[Data for processing — start]

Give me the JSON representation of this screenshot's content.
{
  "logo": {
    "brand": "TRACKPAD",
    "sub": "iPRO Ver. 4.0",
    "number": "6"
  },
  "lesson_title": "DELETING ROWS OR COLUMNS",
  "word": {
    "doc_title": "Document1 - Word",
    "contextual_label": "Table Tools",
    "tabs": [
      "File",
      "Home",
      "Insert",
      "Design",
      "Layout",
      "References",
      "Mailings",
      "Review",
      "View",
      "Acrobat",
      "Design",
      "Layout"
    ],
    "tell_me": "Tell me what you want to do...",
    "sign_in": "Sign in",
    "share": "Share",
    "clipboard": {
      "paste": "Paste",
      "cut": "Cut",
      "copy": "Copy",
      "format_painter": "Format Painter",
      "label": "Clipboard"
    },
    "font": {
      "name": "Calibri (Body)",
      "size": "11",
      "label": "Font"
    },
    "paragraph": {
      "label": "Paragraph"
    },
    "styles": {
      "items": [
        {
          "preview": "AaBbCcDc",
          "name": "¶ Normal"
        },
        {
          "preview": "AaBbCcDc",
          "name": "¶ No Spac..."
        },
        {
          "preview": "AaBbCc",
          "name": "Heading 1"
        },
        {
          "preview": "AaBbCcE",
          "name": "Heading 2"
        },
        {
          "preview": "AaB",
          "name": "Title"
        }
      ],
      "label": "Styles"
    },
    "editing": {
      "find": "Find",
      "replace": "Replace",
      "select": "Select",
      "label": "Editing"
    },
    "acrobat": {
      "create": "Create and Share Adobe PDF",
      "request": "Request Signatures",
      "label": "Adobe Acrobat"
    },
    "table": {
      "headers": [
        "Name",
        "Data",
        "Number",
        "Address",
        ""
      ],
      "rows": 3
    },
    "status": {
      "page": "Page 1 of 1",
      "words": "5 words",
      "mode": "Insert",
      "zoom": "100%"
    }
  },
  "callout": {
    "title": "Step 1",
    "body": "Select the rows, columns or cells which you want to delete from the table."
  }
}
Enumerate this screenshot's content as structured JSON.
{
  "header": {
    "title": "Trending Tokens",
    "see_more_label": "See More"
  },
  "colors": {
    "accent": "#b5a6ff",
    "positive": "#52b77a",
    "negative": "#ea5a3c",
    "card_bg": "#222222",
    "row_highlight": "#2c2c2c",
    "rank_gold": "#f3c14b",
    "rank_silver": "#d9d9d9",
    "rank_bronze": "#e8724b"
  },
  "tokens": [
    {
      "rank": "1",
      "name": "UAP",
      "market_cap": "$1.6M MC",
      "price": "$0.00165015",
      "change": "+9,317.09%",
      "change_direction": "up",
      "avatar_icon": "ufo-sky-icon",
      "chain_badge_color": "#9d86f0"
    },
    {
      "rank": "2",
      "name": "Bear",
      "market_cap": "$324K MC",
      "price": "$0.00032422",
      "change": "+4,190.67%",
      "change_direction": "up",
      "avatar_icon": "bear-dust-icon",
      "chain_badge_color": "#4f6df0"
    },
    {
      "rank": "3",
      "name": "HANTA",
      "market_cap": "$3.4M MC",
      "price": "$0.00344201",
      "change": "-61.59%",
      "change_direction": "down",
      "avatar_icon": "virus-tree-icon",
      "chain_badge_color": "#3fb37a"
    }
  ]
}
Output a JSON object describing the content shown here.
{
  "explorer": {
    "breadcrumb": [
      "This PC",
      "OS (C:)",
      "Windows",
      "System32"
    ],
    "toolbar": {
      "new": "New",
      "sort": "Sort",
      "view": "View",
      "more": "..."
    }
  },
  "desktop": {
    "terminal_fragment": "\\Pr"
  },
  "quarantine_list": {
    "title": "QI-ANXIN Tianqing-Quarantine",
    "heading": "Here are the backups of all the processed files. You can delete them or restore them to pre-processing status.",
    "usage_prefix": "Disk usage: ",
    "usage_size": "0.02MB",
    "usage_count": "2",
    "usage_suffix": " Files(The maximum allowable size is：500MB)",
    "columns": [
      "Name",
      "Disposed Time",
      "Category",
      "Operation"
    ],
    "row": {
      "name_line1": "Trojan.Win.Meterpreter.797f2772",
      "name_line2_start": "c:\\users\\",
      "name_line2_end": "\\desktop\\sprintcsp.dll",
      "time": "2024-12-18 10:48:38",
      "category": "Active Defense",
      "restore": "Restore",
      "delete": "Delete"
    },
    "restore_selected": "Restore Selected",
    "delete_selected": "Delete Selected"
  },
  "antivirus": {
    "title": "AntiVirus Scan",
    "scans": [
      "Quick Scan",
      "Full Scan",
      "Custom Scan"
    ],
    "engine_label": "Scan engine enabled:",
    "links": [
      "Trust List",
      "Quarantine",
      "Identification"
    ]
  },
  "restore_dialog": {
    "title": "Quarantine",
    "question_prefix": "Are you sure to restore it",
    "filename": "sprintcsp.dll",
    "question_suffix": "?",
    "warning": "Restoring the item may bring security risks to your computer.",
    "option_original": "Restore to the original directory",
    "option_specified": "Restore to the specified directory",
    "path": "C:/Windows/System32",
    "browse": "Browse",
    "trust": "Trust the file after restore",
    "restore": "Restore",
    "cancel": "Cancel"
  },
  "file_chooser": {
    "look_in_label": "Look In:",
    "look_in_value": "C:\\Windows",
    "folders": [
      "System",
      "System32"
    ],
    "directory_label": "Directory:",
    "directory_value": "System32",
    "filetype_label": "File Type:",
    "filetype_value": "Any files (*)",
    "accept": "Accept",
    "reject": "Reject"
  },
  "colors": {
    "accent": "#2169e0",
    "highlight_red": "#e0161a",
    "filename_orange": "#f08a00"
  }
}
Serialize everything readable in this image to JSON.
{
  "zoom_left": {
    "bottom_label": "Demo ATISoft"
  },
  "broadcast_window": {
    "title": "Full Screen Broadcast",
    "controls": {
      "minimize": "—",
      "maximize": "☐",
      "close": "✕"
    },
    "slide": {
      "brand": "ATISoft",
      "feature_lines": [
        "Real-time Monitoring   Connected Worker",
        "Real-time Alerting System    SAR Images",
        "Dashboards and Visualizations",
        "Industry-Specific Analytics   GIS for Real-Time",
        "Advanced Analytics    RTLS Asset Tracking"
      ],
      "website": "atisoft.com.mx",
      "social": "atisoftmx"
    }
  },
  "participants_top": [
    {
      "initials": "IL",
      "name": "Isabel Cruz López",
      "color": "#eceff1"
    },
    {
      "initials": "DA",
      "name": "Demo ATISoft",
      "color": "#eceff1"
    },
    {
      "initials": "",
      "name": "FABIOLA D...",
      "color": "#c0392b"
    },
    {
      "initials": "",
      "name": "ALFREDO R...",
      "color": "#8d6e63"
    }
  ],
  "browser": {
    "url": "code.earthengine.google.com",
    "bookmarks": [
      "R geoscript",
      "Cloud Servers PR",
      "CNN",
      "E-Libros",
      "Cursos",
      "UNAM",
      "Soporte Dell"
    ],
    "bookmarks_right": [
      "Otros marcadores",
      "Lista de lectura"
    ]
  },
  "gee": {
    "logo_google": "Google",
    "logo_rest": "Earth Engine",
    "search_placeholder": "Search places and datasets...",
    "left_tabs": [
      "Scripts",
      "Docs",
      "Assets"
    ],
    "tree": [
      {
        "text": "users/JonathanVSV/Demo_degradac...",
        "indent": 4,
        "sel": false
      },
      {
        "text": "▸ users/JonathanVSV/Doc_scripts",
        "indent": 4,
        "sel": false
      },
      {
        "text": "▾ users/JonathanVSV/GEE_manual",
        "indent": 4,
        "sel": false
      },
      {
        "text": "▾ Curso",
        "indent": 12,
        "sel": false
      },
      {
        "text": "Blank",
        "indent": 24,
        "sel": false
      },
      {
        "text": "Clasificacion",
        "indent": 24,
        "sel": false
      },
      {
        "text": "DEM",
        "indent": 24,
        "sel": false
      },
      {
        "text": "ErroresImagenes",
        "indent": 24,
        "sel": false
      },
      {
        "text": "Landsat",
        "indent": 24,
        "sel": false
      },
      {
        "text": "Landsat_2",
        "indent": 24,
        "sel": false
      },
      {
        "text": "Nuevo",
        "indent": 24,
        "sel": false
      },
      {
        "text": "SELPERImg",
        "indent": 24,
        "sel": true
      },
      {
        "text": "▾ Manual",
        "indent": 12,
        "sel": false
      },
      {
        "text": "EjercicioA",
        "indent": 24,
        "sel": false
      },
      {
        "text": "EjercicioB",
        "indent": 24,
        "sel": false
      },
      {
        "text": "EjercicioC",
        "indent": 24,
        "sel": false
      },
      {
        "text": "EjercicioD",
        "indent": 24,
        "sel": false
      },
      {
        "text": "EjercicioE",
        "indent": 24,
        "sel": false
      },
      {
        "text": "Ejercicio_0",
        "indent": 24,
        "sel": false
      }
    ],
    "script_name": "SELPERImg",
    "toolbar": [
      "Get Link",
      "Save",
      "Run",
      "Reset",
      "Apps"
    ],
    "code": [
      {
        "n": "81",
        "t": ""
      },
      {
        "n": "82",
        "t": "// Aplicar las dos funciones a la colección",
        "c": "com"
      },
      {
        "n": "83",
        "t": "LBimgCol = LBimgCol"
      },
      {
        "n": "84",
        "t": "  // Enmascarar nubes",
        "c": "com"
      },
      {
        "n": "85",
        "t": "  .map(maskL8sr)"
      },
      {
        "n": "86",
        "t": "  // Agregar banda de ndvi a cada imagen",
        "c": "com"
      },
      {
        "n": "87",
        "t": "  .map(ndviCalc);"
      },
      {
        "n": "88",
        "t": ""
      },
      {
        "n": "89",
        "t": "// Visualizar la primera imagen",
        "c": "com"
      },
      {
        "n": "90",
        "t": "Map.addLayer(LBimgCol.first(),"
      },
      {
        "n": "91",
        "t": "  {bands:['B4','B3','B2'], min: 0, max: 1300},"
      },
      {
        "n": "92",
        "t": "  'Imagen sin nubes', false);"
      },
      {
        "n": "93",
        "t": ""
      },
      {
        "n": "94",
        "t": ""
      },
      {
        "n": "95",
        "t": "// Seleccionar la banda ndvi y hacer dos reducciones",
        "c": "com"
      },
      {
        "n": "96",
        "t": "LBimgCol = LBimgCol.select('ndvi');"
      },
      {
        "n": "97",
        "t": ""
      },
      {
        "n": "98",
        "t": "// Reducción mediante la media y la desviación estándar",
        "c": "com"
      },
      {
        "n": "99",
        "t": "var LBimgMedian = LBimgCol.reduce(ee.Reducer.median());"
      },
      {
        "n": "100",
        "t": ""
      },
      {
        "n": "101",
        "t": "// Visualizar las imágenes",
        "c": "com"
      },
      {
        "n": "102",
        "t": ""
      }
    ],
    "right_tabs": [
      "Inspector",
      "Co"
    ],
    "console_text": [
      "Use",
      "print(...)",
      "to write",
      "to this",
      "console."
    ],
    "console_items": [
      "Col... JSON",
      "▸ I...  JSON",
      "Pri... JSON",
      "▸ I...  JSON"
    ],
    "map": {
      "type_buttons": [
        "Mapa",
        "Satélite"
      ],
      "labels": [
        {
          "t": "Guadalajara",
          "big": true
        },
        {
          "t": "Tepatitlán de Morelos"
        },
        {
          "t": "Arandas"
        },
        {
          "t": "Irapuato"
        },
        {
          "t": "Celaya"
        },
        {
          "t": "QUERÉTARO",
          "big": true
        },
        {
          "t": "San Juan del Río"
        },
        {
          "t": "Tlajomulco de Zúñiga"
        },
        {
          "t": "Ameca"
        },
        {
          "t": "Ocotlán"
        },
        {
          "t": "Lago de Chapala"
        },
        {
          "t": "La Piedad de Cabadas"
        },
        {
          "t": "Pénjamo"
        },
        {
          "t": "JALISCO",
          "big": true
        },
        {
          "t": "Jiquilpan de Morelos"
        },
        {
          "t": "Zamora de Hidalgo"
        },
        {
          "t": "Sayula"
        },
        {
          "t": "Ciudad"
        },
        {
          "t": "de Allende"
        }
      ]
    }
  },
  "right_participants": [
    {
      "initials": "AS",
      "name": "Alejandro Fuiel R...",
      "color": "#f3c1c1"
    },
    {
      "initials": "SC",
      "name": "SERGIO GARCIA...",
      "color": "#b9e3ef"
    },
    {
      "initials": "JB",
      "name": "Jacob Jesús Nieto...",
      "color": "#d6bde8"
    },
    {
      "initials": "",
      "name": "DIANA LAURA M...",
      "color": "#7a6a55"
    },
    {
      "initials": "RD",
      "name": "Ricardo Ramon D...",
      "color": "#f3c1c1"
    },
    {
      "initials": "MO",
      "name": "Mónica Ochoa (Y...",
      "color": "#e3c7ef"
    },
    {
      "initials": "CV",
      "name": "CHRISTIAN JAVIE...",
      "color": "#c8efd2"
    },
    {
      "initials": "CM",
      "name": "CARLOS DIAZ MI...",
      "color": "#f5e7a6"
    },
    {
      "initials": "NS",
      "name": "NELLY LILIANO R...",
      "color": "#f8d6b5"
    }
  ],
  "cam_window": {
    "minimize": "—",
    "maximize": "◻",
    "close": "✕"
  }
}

[Data for processing — finish]

What the task asks:
Reading down the material above, count how many lines contain the word "users". Respond with the number by itself.

Task answer:
4